GIVEN TASK —
Omit the pictures and output every entry below exactly as written.
───── SUPPLIED DATA ─────
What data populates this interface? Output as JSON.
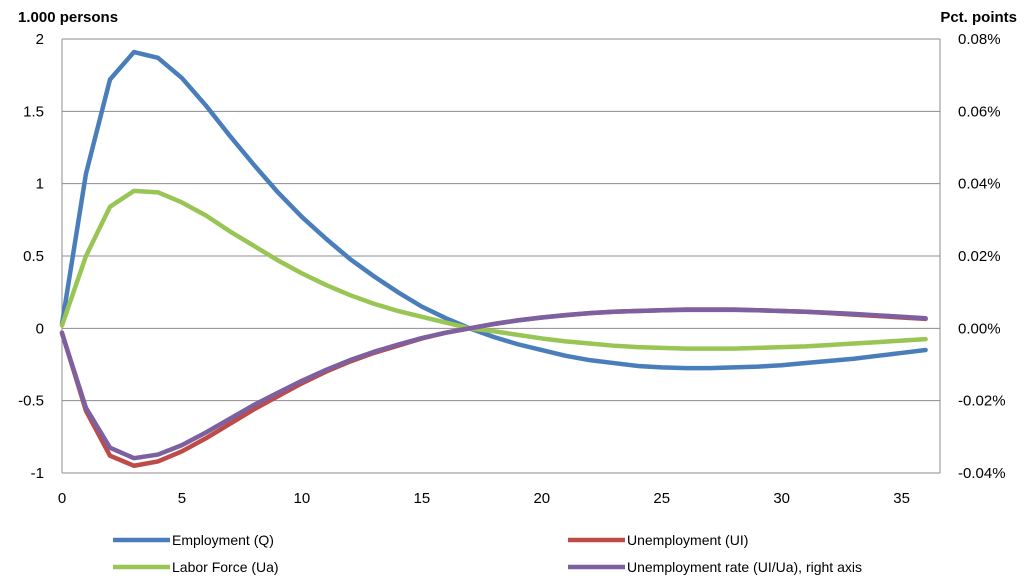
{
  "chart_data": {
    "type": "line",
    "left_axis_label": "1.000 persons",
    "right_axis_label": "Pct. points",
    "x_ticks": [
      "0",
      "5",
      "10",
      "15",
      "20",
      "25",
      "30",
      "35"
    ],
    "y_left_ticks": [
      "2",
      "1.5",
      "1",
      "0.5",
      "0",
      "-0.5",
      "-1"
    ],
    "y_right_ticks": [
      "0.08%",
      "0.06%",
      "0.04%",
      "0.02%",
      "0.00%",
      "-0.02%",
      "-0.04%"
    ],
    "xlim": [
      0,
      36.6
    ],
    "ylim_left": [
      -1,
      2
    ],
    "ylim_right": [
      -0.04,
      0.08
    ],
    "x": [
      0,
      1,
      2,
      3,
      4,
      5,
      6,
      7,
      8,
      9,
      10,
      11,
      12,
      13,
      14,
      15,
      16,
      17,
      18,
      19,
      20,
      21,
      22,
      23,
      24,
      25,
      26,
      27,
      28,
      29,
      30,
      31,
      32,
      33,
      34,
      35,
      36
    ],
    "series": [
      {
        "name": "Employment (Q)",
        "axis": "left",
        "color": "#4a7ebb",
        "values": [
          0.03,
          1.07,
          1.72,
          1.91,
          1.87,
          1.73,
          1.54,
          1.33,
          1.13,
          0.94,
          0.77,
          0.62,
          0.48,
          0.36,
          0.25,
          0.15,
          0.07,
          0.0,
          -0.06,
          -0.11,
          -0.15,
          -0.19,
          -0.22,
          -0.24,
          -0.26,
          -0.27,
          -0.275,
          -0.275,
          -0.27,
          -0.265,
          -0.255,
          -0.24,
          -0.225,
          -0.21,
          -0.19,
          -0.17,
          -0.15
        ]
      },
      {
        "name": "Unemployment (UI)",
        "axis": "left",
        "color": "#be4b48",
        "values": [
          -0.03,
          -0.57,
          -0.88,
          -0.95,
          -0.92,
          -0.85,
          -0.76,
          -0.66,
          -0.56,
          -0.47,
          -0.38,
          -0.3,
          -0.23,
          -0.17,
          -0.12,
          -0.07,
          -0.03,
          0.0,
          0.03,
          0.055,
          0.075,
          0.09,
          0.105,
          0.115,
          0.12,
          0.125,
          0.13,
          0.13,
          0.13,
          0.125,
          0.12,
          0.115,
          0.105,
          0.095,
          0.085,
          0.075,
          0.065
        ]
      },
      {
        "name": "Labor Force (Ua)",
        "axis": "left",
        "color": "#98c554",
        "values": [
          0.02,
          0.5,
          0.84,
          0.95,
          0.94,
          0.87,
          0.78,
          0.67,
          0.57,
          0.47,
          0.38,
          0.3,
          0.23,
          0.17,
          0.12,
          0.08,
          0.04,
          0.0,
          -0.02,
          -0.045,
          -0.07,
          -0.09,
          -0.105,
          -0.12,
          -0.13,
          -0.135,
          -0.14,
          -0.14,
          -0.14,
          -0.135,
          -0.13,
          -0.125,
          -0.115,
          -0.105,
          -0.095,
          -0.085,
          -0.075
        ]
      },
      {
        "name": "Unemployment rate (UI/Ua), right axis",
        "axis": "right",
        "color": "#7d60a0",
        "values": [
          -0.0014,
          -0.022,
          -0.033,
          -0.0359,
          -0.0349,
          -0.0323,
          -0.0288,
          -0.025,
          -0.0212,
          -0.0178,
          -0.0145,
          -0.0115,
          -0.0088,
          -0.0065,
          -0.0045,
          -0.0027,
          -0.0012,
          0.0,
          0.0012,
          0.0022,
          0.003,
          0.0037,
          0.0042,
          0.0046,
          0.0048,
          0.005,
          0.0051,
          0.0051,
          0.0051,
          0.005,
          0.0048,
          0.0046,
          0.0043,
          0.004,
          0.0036,
          0.0032,
          0.0028
        ]
      }
    ],
    "grid": true,
    "legend_position": "bottom"
  }
}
─────
TASK RESULT —
What data populates this interface? Output as JSON.
{
  "chart_data": {
    "type": "line",
    "left_axis_label": "1.000 persons",
    "right_axis_label": "Pct. points",
    "x_ticks": [
      "0",
      "5",
      "10",
      "15",
      "20",
      "25",
      "30",
      "35"
    ],
    "y_left_ticks": [
      "2",
      "1.5",
      "1",
      "0.5",
      "0",
      "-0.5",
      "-1"
    ],
    "y_right_ticks": [
      "0.08%",
      "0.06%",
      "0.04%",
      "0.02%",
      "0.00%",
      "-0.02%",
      "-0.04%"
    ],
    "xlim": [
      0,
      36.6
    ],
    "ylim_left": [
      -1,
      2
    ],
    "ylim_right": [
      -0.04,
      0.08
    ],
    "x": [
      0,
      1,
      2,
      3,
      4,
      5,
      6,
      7,
      8,
      9,
      10,
      11,
      12,
      13,
      14,
      15,
      16,
      17,
      18,
      19,
      20,
      21,
      22,
      23,
      24,
      25,
      26,
      27,
      28,
      29,
      30,
      31,
      32,
      33,
      34,
      35,
      36
    ],
    "series": [
      {
        "name": "Employment (Q)",
        "axis": "left",
        "color": "#4a7ebb",
        "values": [
          0.03,
          1.07,
          1.72,
          1.91,
          1.87,
          1.73,
          1.54,
          1.33,
          1.13,
          0.94,
          0.77,
          0.62,
          0.48,
          0.36,
          0.25,
          0.15,
          0.07,
          0.0,
          -0.06,
          -0.11,
          -0.15,
          -0.19,
          -0.22,
          -0.24,
          -0.26,
          -0.27,
          -0.275,
          -0.275,
          -0.27,
          -0.265,
          -0.255,
          -0.24,
          -0.225,
          -0.21,
          -0.19,
          -0.17,
          -0.15
        ]
      },
      {
        "name": "Unemployment (UI)",
        "axis": "left",
        "color": "#be4b48",
        "values": [
          -0.03,
          -0.57,
          -0.88,
          -0.95,
          -0.92,
          -0.85,
          -0.76,
          -0.66,
          -0.56,
          -0.47,
          -0.38,
          -0.3,
          -0.23,
          -0.17,
          -0.12,
          -0.07,
          -0.03,
          0.0,
          0.03,
          0.055,
          0.075,
          0.09,
          0.105,
          0.115,
          0.12,
          0.125,
          0.13,
          0.13,
          0.13,
          0.125,
          0.12,
          0.115,
          0.105,
          0.095,
          0.085,
          0.075,
          0.065
        ]
      },
      {
        "name": "Labor Force (Ua)",
        "axis": "left",
        "color": "#98c554",
        "values": [
          0.02,
          0.5,
          0.84,
          0.95,
          0.94,
          0.87,
          0.78,
          0.67,
          0.57,
          0.47,
          0.38,
          0.3,
          0.23,
          0.17,
          0.12,
          0.08,
          0.04,
          0.0,
          -0.02,
          -0.045,
          -0.07,
          -0.09,
          -0.105,
          -0.12,
          -0.13,
          -0.135,
          -0.14,
          -0.14,
          -0.14,
          -0.135,
          -0.13,
          -0.125,
          -0.115,
          -0.105,
          -0.095,
          -0.085,
          -0.075
        ]
      },
      {
        "name": "Unemployment rate (UI/Ua), right axis",
        "axis": "right",
        "color": "#7d60a0",
        "values": [
          -0.0014,
          -0.022,
          -0.033,
          -0.0359,
          -0.0349,
          -0.0323,
          -0.0288,
          -0.025,
          -0.0212,
          -0.0178,
          -0.0145,
          -0.0115,
          -0.0088,
          -0.0065,
          -0.0045,
          -0.0027,
          -0.0012,
          0.0,
          0.0012,
          0.0022,
          0.003,
          0.0037,
          0.0042,
          0.0046,
          0.0048,
          0.005,
          0.0051,
          0.0051,
          0.0051,
          0.005,
          0.0048,
          0.0046,
          0.0043,
          0.004,
          0.0036,
          0.0032,
          0.0028
        ]
      }
    ],
    "grid": true,
    "legend_position": "bottom"
  }
}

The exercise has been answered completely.